AIM OF THE EXERCISE
Below are entries to be transcribed exactly; exclude the pictures from the copy.
═══ GIVEN ENTRIES ═══
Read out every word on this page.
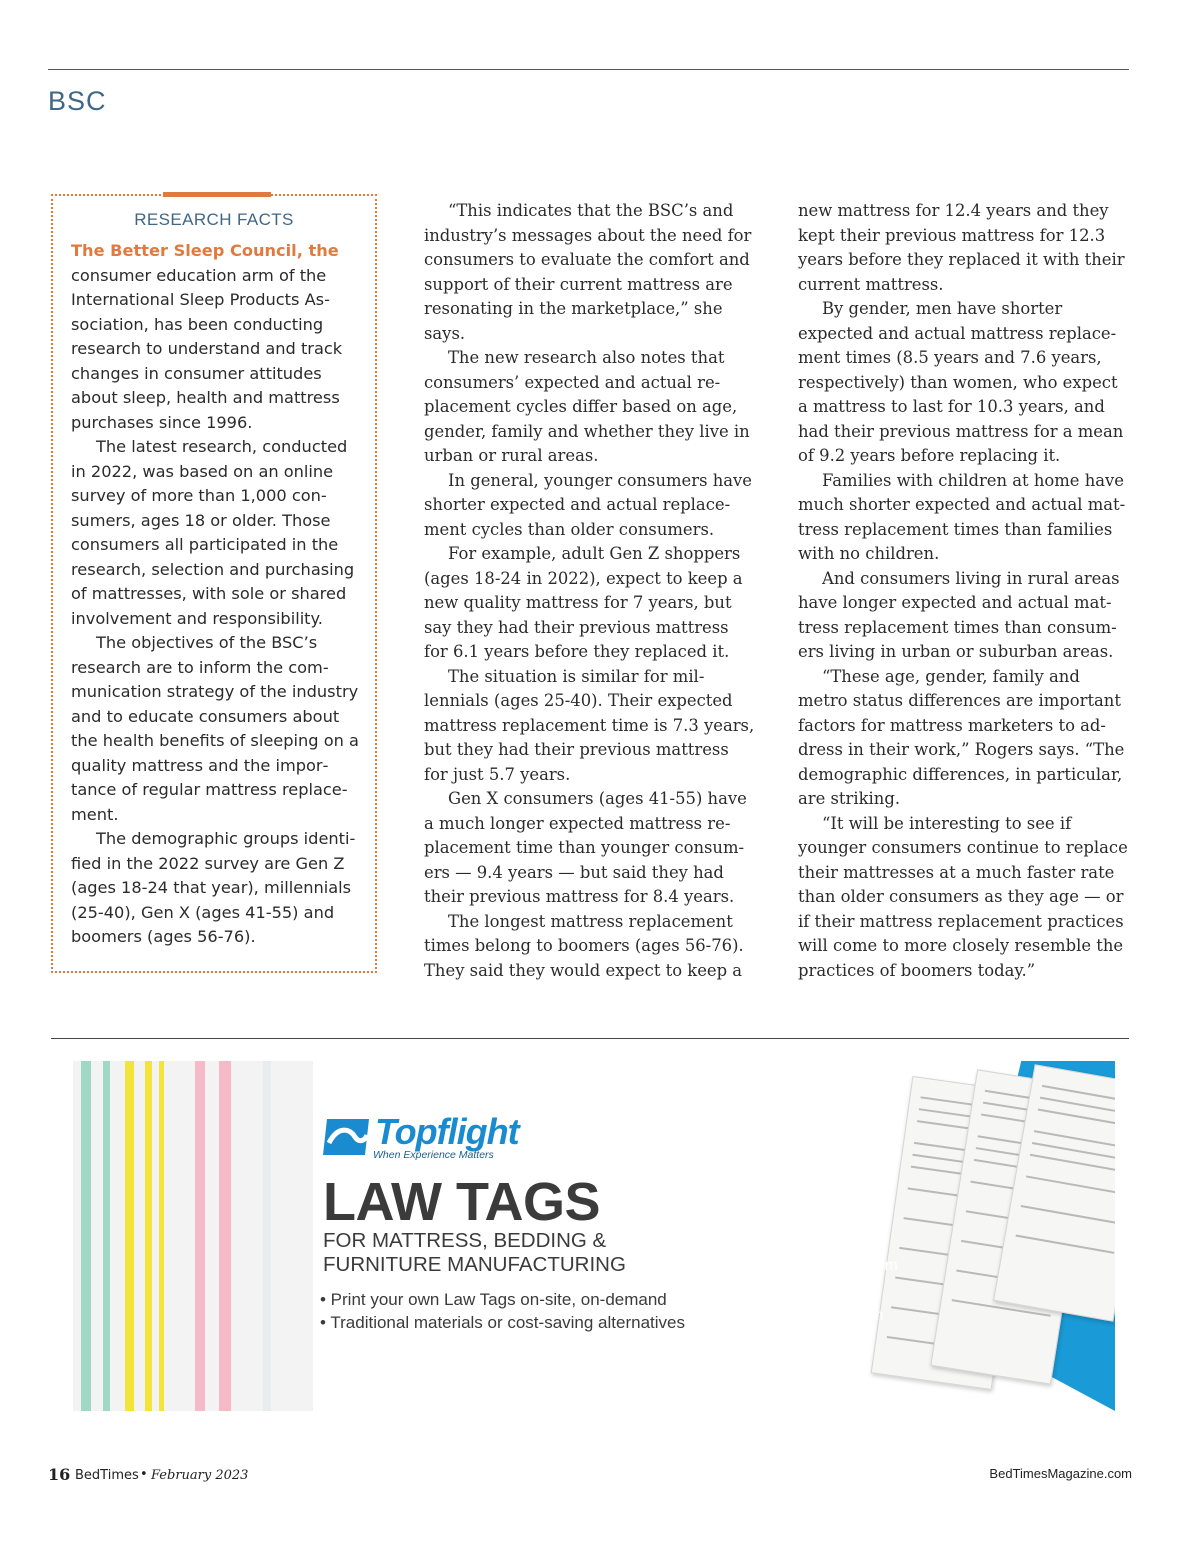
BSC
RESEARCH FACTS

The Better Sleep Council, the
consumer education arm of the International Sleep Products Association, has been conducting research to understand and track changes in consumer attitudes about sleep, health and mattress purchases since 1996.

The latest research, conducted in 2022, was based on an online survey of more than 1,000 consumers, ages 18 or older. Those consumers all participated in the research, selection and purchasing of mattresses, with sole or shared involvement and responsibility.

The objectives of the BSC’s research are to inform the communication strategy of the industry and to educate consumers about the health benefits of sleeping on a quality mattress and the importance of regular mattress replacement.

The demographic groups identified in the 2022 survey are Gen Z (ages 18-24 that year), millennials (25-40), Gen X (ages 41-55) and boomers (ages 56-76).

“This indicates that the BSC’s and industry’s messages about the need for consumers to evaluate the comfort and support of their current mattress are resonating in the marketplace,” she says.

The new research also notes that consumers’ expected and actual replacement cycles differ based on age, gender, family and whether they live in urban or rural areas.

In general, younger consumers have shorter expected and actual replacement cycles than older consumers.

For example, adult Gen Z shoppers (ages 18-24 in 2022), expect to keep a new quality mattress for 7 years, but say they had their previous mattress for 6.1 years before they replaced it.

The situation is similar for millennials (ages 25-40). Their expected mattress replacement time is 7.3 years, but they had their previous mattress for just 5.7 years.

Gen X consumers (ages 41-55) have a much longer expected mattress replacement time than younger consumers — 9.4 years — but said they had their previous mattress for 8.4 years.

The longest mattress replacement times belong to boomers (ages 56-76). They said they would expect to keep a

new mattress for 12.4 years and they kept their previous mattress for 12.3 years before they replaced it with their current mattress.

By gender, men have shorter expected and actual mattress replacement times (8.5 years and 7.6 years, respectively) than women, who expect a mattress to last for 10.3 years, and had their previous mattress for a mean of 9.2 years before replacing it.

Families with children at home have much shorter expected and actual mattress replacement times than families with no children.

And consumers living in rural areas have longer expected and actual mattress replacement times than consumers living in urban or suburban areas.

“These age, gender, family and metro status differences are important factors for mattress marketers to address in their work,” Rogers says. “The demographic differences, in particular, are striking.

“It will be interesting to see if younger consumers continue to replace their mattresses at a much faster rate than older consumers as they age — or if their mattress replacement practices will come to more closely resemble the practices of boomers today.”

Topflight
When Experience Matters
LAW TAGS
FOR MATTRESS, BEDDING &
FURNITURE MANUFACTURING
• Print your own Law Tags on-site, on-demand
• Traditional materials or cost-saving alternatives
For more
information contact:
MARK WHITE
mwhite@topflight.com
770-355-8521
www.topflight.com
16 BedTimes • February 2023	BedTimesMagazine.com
═══
FINISHED EXERCISE
Read out every word on this page.
BSC
RESEARCH FACTS

The Better Sleep Council, the
consumer education arm of the International Sleep Products Association, has been conducting research to understand and track changes in consumer attitudes about sleep, health and mattress purchases since 1996.

The latest research, conducted in 2022, was based on an online survey of more than 1,000 consumers, ages 18 or older. Those consumers all participated in the research, selection and purchasing of mattresses, with sole or shared involvement and responsibility.

The objectives of the BSC’s research are to inform the communication strategy of the industry and to educate consumers about the health benefits of sleeping on a quality mattress and the importance of regular mattress replacement.

The demographic groups identified in the 2022 survey are Gen Z (ages 18-24 that year), millennials (25-40), Gen X (ages 41-55) and boomers (ages 56-76).

“This indicates that the BSC’s and industry’s messages about the need for consumers to evaluate the comfort and support of their current mattress are resonating in the marketplace,” she says.

The new research also notes that consumers’ expected and actual replacement cycles differ based on age, gender, family and whether they live in urban or rural areas.

In general, younger consumers have shorter expected and actual replacement cycles than older consumers.

For example, adult Gen Z shoppers (ages 18-24 in 2022), expect to keep a new quality mattress for 7 years, but say they had their previous mattress for 6.1 years before they replaced it.

The situation is similar for millennials (ages 25-40). Their expected mattress replacement time is 7.3 years, but they had their previous mattress for just 5.7 years.

Gen X consumers (ages 41-55) have a much longer expected mattress replacement time than younger consumers — 9.4 years — but said they had their previous mattress for 8.4 years.

The longest mattress replacement times belong to boomers (ages 56-76). They said they would expect to keep a

new mattress for 12.4 years and they kept their previous mattress for 12.3 years before they replaced it with their current mattress.

By gender, men have shorter expected and actual mattress replacement times (8.5 years and 7.6 years, respectively) than women, who expect a mattress to last for 10.3 years, and had their previous mattress for a mean of 9.2 years before replacing it.

Families with children at home have much shorter expected and actual mattress replacement times than families with no children.

And consumers living in rural areas have longer expected and actual mattress replacement times than consumers living in urban or suburban areas.

“These age, gender, family and metro status differences are important factors for mattress marketers to address in their work,” Rogers says. “The demographic differences, in particular, are striking.

“It will be interesting to see if younger consumers continue to replace their mattresses at a much faster rate than older consumers as they age — or if their mattress replacement practices will come to more closely resemble the practices of boomers today.”

Topflight
When Experience Matters
LAW TAGS
FOR MATTRESS, BEDDING &
FURNITURE MANUFACTURING
• Print your own Law Tags on-site, on-demand
• Traditional materials or cost-saving alternatives
For more
information contact:
MARK WHITE
mwhite@topflight.com
770-355-8521
www.topflight.com
16 BedTimes • February 2023	BedTimesMagazine.com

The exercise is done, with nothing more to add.